----- Records supplied -----
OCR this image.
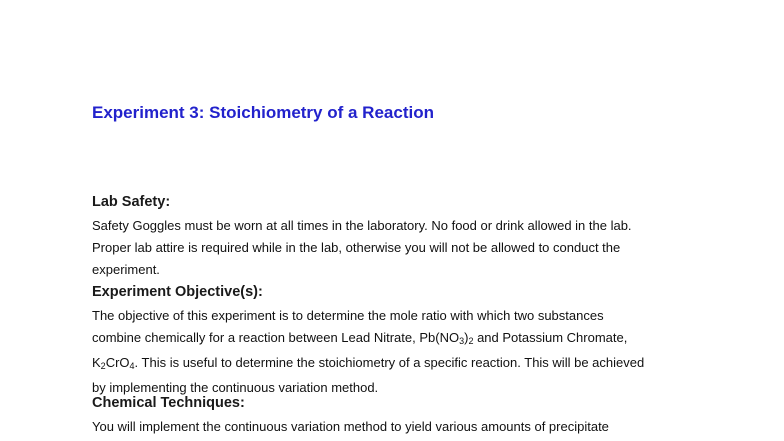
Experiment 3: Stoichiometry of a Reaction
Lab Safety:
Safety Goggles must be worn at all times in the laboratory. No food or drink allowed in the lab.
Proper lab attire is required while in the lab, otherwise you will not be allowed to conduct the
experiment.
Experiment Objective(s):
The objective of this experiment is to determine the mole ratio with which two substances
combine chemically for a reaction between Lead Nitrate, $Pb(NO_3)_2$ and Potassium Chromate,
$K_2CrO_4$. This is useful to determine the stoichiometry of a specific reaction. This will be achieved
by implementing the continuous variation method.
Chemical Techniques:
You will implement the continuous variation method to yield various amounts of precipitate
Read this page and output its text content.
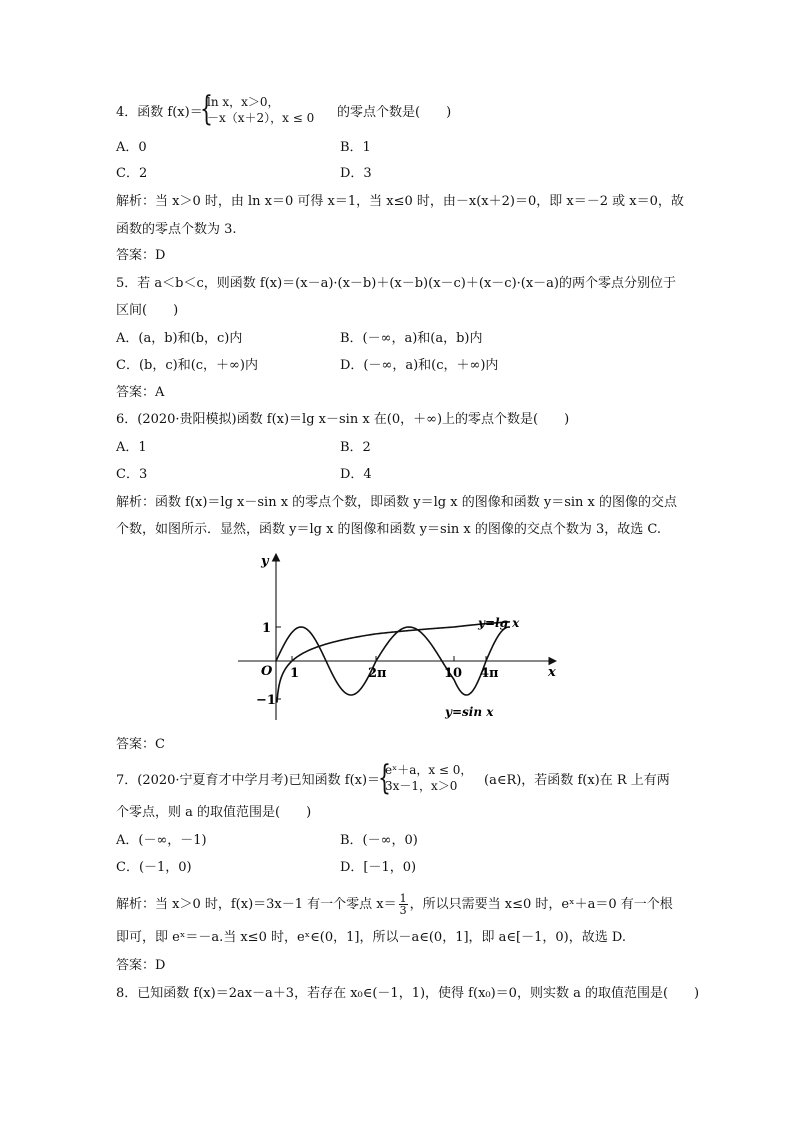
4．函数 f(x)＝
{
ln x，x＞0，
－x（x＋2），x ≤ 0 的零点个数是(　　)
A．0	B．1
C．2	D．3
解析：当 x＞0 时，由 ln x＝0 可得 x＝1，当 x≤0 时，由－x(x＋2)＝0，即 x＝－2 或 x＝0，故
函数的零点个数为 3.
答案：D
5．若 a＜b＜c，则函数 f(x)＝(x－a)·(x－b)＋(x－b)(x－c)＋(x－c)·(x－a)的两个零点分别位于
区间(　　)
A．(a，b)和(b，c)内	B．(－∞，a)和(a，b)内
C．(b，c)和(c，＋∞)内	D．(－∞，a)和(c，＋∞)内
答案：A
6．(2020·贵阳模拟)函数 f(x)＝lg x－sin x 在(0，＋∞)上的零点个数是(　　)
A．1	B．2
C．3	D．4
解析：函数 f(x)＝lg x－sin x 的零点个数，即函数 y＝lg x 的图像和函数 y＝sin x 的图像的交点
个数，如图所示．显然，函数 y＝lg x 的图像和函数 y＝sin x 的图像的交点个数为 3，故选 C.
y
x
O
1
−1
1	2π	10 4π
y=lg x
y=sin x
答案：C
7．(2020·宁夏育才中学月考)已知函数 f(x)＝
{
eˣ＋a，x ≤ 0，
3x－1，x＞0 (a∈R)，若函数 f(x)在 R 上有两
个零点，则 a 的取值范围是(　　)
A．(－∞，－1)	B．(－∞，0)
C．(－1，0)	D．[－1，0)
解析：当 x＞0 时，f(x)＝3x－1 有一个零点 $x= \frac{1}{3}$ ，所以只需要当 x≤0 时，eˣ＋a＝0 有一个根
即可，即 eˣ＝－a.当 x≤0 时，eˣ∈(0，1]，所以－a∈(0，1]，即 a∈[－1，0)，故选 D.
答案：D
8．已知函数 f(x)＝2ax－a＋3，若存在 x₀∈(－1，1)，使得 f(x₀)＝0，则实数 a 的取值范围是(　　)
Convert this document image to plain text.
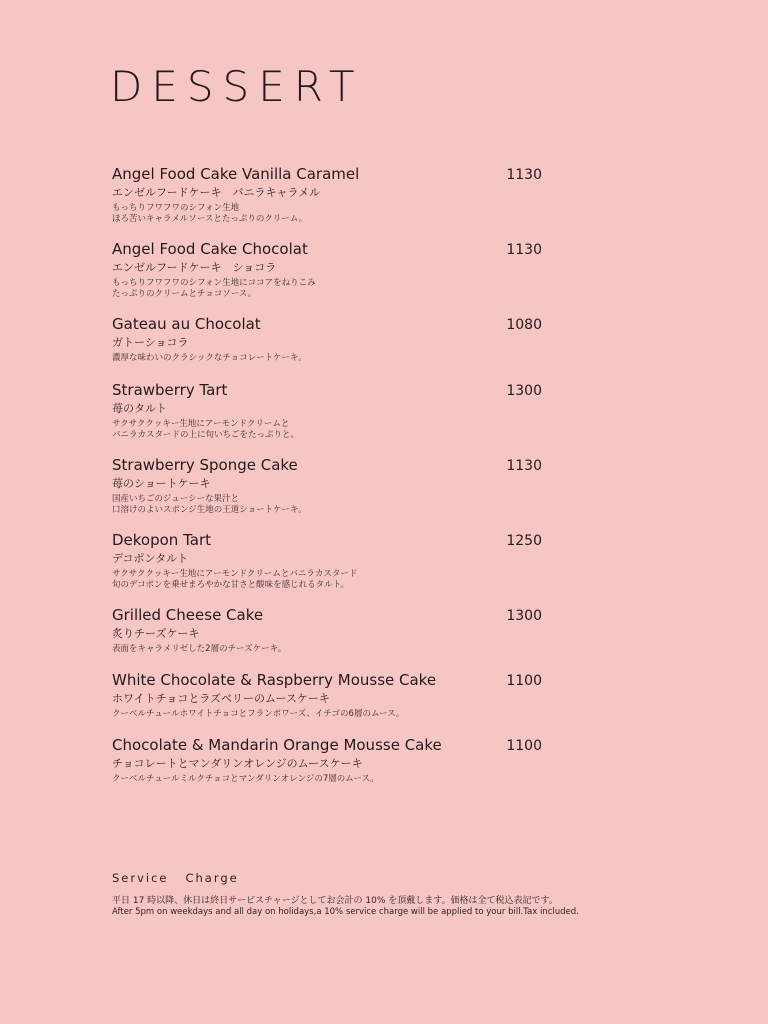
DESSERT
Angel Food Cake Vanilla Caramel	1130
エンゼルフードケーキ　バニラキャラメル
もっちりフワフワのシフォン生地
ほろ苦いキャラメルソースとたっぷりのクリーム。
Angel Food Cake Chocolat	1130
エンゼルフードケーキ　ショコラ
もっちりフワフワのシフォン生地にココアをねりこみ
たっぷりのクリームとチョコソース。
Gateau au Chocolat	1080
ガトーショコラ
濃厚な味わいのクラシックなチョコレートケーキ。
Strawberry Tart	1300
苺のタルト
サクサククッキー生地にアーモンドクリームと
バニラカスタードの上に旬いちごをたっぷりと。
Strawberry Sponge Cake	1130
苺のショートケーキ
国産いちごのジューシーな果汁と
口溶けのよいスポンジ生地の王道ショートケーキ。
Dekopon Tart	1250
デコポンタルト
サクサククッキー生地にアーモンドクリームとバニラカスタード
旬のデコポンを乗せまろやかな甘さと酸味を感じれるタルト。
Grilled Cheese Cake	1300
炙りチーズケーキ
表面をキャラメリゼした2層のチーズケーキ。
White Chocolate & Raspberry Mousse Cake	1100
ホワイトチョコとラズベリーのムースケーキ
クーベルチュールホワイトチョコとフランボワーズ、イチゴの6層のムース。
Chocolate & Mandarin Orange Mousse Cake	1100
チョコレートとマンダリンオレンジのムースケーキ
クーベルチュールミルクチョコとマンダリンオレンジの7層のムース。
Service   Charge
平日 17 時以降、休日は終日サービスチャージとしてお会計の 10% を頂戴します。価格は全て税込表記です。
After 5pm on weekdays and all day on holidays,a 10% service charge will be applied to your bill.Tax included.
-----
» **Requirement**:
Set down every entry word for word, but omit the pictures.

» **Final result**:
OCR this image.
Experiment 3: Stoichiometry of a Reaction
Lab Safety:
Safety Goggles must be worn at all times in the laboratory. No food or drink allowed in the lab.
Proper lab attire is required while in the lab, otherwise you will not be allowed to conduct the
experiment.
Experiment Objective(s):
The objective of this experiment is to determine the mole ratio with which two substances
combine chemically for a reaction between Lead Nitrate, $Pb(NO_3)_2$ and Potassium Chromate,
$K_2CrO_4$. This is useful to determine the stoichiometry of a specific reaction. This will be achieved
by implementing the continuous variation method.
Chemical Techniques:
You will implement the continuous variation method to yield various amounts of precipitate
Read this page and output its text content.
4．函数 f(x)＝
{
ln x，x＞0，
－x（x＋2），x ≤ 0 的零点个数是(　　)
A．0	B．1
C．2	D．3
解析：当 x＞0 时，由 ln x＝0 可得 x＝1，当 x≤0 时，由－x(x＋2)＝0，即 x＝－2 或 x＝0，故
函数的零点个数为 3.
答案：D
5．若 a＜b＜c，则函数 f(x)＝(x－a)·(x－b)＋(x－b)(x－c)＋(x－c)·(x－a)的两个零点分别位于
区间(　　)
A．(a，b)和(b，c)内	B．(－∞，a)和(a，b)内
C．(b，c)和(c，＋∞)内	D．(－∞，a)和(c，＋∞)内
答案：A
6．(2020·贵阳模拟)函数 f(x)＝lg x－sin x 在(0，＋∞)上的零点个数是(　　)
A．1	B．2
C．3	D．4
解析：函数 f(x)＝lg x－sin x 的零点个数，即函数 y＝lg x 的图像和函数 y＝sin x 的图像的交点
个数，如图所示．显然，函数 y＝lg x 的图像和函数 y＝sin x 的图像的交点个数为 3，故选 C.
y
x
O
1
−1
1	2π	10 4π
y=lg x
y=sin x
答案：C
7．(2020·宁夏育才中学月考)已知函数 f(x)＝
{
eˣ＋a，x ≤ 0，
3x－1，x＞0 (a∈R)，若函数 f(x)在 R 上有两
个零点，则 a 的取值范围是(　　)
A．(－∞，－1)	B．(－∞，0)
C．(－1，0)	D．[－1，0)
解析：当 x＞0 时，f(x)＝3x－1 有一个零点 $x= \frac{1}{3}$ ，所以只需要当 x≤0 时，eˣ＋a＝0 有一个根
即可，即 eˣ＝－a.当 x≤0 时，eˣ∈(0，1]，所以－a∈(0，1]，即 a∈[－1，0)，故选 D.
答案：D
8．已知函数 f(x)＝2ax－a＋3，若存在 x₀∈(－1，1)，使得 f(x₀)＝0，则实数 a 的取值范围是(　　)
Convert this document image to plain text.
DESSERT
Angel Food Cake Vanilla Caramel	1130
エンゼルフードケーキ　バニラキャラメル
もっちりフワフワのシフォン生地
ほろ苦いキャラメルソースとたっぷりのクリーム。
Angel Food Cake Chocolat	1130
エンゼルフードケーキ　ショコラ
もっちりフワフワのシフォン生地にココアをねりこみ
たっぷりのクリームとチョコソース。
Gateau au Chocolat	1080
ガトーショコラ
濃厚な味わいのクラシックなチョコレートケーキ。
Strawberry Tart	1300
苺のタルト
サクサククッキー生地にアーモンドクリームと
バニラカスタードの上に旬いちごをたっぷりと。
Strawberry Sponge Cake	1130
苺のショートケーキ
国産いちごのジューシーな果汁と
口溶けのよいスポンジ生地の王道ショートケーキ。
Dekopon Tart	1250
デコポンタルト
サクサククッキー生地にアーモンドクリームとバニラカスタード
旬のデコポンを乗せまろやかな甘さと酸味を感じれるタルト。
Grilled Cheese Cake	1300
炙りチーズケーキ
表面をキャラメリゼした2層のチーズケーキ。
White Chocolate & Raspberry Mousse Cake	1100
ホワイトチョコとラズベリーのムースケーキ
クーベルチュールホワイトチョコとフランボワーズ、イチゴの6層のムース。
Chocolate & Mandarin Orange Mousse Cake	1100
チョコレートとマンダリンオレンジのムースケーキ
クーベルチュールミルクチョコとマンダリンオレンジの7層のムース。
Service   Charge
平日 17 時以降、休日は終日サービスチャージとしてお会計の 10% を頂戴します。価格は全て税込表記です。
After 5pm on weekdays and all day on holidays,a 10% service charge will be applied to your bill.Tax included.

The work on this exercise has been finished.